§ Directions:
Every line of the material below must be repeated exactly.
------------
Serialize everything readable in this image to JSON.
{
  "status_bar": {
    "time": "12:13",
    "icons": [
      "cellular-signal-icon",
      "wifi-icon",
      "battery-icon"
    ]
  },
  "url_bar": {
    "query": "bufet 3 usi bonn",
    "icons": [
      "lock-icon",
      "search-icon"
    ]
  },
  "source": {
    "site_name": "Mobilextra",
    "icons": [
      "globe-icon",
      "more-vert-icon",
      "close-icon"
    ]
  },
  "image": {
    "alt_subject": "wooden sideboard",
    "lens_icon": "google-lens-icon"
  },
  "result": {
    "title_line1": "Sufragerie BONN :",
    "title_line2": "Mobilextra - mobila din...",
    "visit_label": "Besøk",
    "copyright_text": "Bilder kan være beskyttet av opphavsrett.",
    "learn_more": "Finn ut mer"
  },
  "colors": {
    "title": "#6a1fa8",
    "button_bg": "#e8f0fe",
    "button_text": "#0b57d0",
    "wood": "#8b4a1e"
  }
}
------------
§ Result for this task:
Serialize everything readable in this image to JSON.
{
  "status_bar": {
    "time": "12:13",
    "icons": [
      "cellular-signal-icon",
      "wifi-icon",
      "battery-icon"
    ]
  },
  "url_bar": {
    "query": "bufet 3 usi bonn",
    "icons": [
      "lock-icon",
      "search-icon"
    ]
  },
  "source": {
    "site_name": "Mobilextra",
    "icons": [
      "globe-icon",
      "more-vert-icon",
      "close-icon"
    ]
  },
  "image": {
    "alt_subject": "wooden sideboard",
    "lens_icon": "google-lens-icon"
  },
  "result": {
    "title_line1": "Sufragerie BONN :",
    "title_line2": "Mobilextra - mobila din...",
    "visit_label": "Besøk",
    "copyright_text": "Bilder kan være beskyttet av opphavsrett.",
    "learn_more": "Finn ut mer"
  },
  "colors": {
    "title": "#6a1fa8",
    "button_bg": "#e8f0fe",
    "button_text": "#0b57d0",
    "wood": "#8b4a1e"
  }
}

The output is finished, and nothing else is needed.